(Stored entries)
---
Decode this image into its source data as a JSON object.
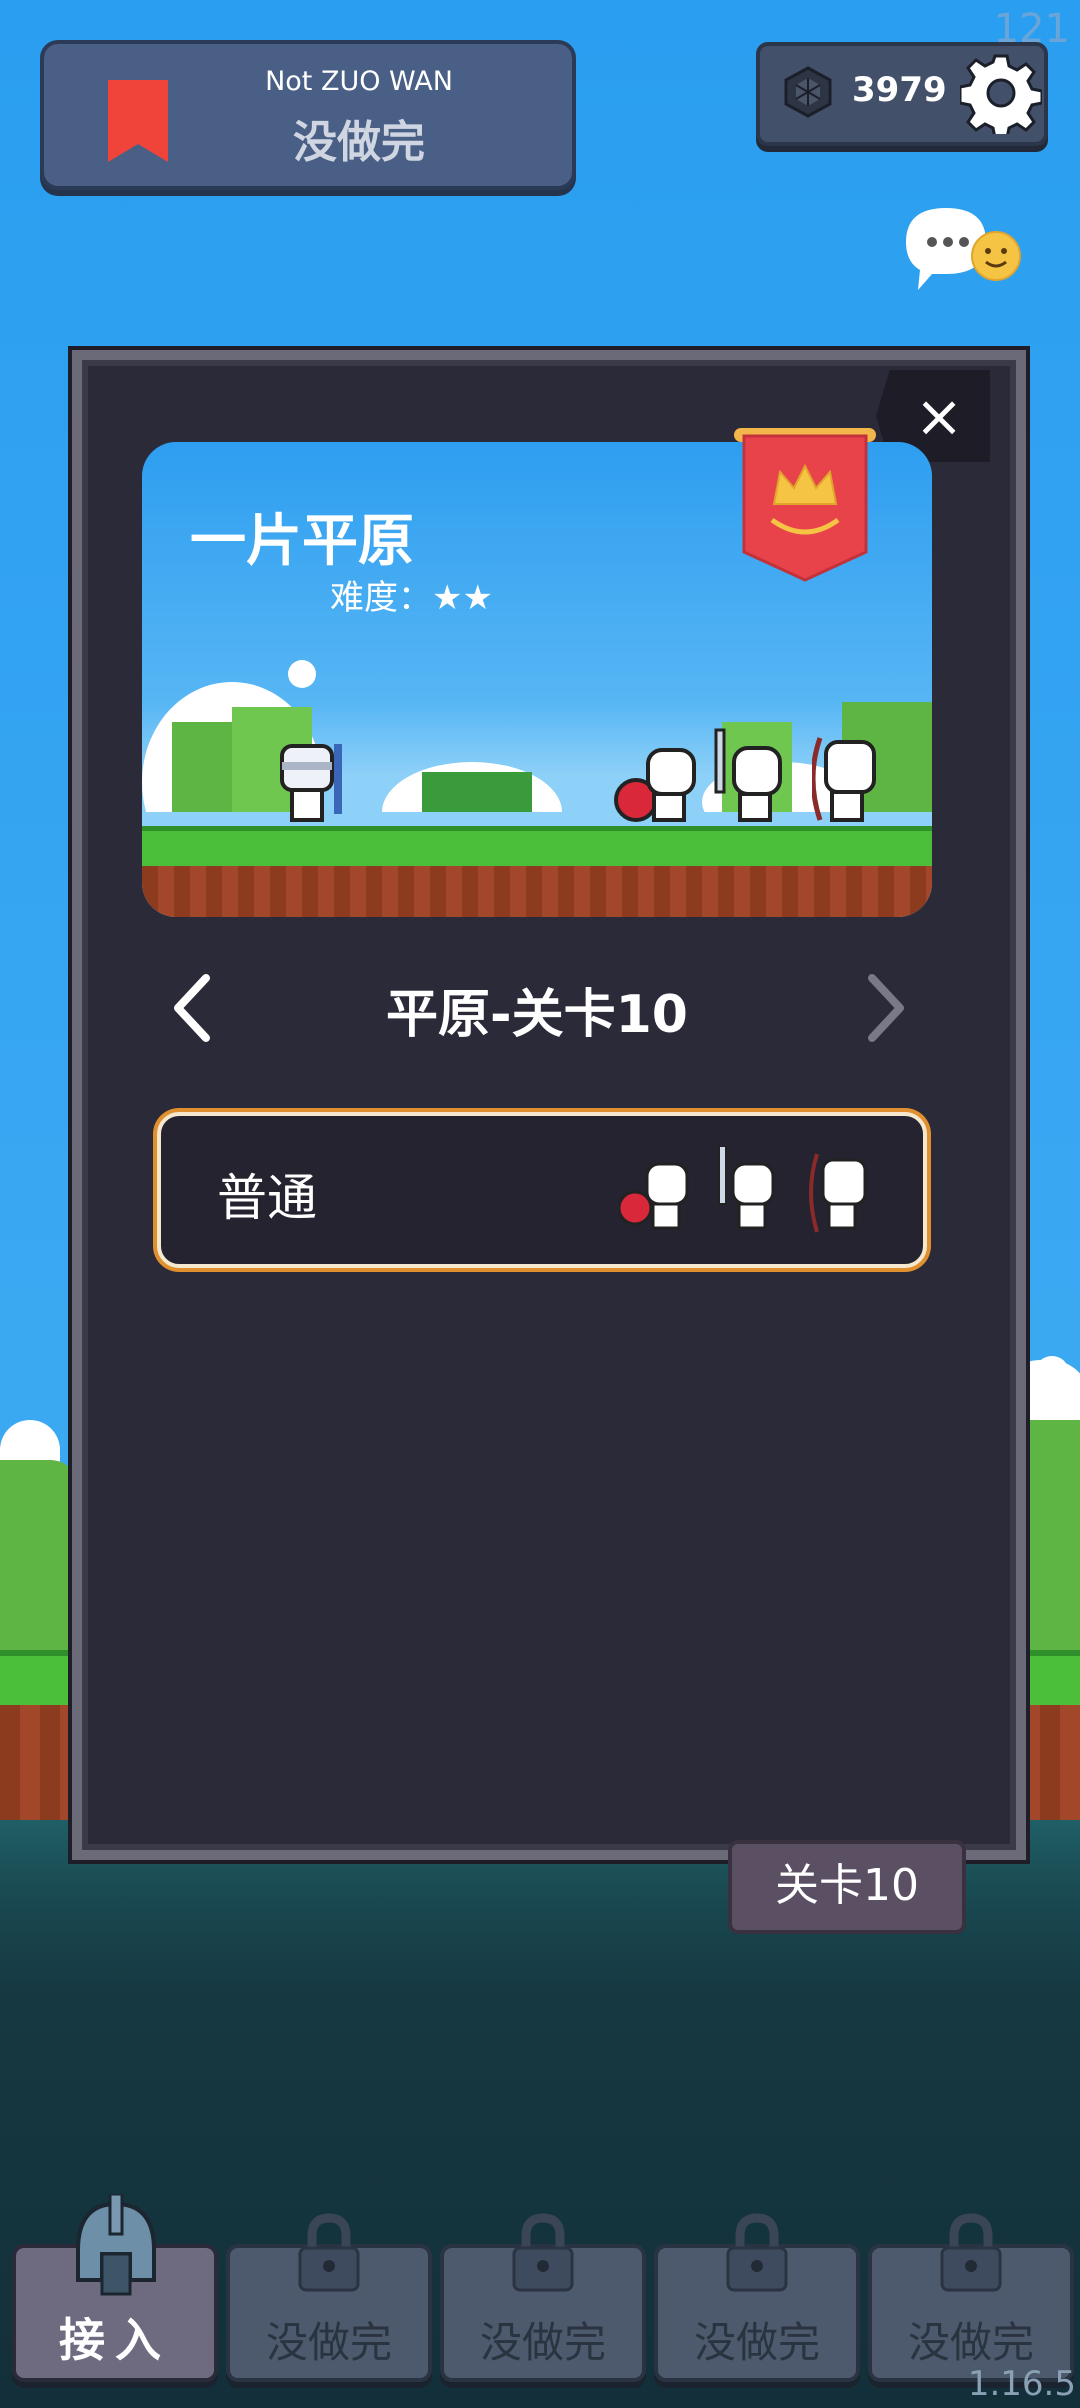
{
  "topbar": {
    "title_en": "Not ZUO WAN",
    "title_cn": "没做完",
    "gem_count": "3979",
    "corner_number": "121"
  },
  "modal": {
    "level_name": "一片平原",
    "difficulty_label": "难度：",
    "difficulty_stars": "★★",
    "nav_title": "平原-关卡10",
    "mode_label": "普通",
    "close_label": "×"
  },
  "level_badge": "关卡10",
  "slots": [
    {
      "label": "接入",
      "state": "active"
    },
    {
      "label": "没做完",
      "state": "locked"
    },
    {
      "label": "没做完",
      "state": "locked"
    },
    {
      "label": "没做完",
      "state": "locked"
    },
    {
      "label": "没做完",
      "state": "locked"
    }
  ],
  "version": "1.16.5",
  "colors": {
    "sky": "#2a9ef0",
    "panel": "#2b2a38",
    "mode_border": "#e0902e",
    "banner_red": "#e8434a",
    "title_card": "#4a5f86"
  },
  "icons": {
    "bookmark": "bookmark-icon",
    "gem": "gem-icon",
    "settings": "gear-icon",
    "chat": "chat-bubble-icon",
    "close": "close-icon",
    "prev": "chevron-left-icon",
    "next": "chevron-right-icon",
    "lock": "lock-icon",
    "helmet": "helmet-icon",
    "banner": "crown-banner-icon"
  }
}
---
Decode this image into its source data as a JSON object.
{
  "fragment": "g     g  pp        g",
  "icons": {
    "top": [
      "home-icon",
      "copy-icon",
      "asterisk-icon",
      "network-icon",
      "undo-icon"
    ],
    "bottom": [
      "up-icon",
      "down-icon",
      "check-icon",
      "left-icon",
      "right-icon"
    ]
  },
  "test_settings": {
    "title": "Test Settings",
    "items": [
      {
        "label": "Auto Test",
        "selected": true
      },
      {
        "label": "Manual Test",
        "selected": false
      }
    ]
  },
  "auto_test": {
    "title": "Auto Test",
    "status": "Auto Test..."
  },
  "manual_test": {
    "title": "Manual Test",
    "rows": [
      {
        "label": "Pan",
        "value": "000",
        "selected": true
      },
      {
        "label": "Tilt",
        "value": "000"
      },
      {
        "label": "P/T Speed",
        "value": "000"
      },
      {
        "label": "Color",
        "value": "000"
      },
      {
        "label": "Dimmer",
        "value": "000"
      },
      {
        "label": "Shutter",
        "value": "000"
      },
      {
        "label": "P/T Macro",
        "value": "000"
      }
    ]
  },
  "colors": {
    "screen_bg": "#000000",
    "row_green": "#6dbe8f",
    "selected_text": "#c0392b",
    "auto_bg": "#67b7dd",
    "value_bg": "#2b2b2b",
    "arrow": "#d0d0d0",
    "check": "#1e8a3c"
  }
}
---
REQUEST: Using the material above, work out how many lines contain the string "chevron". Give that number alone.

THE RESULT: 2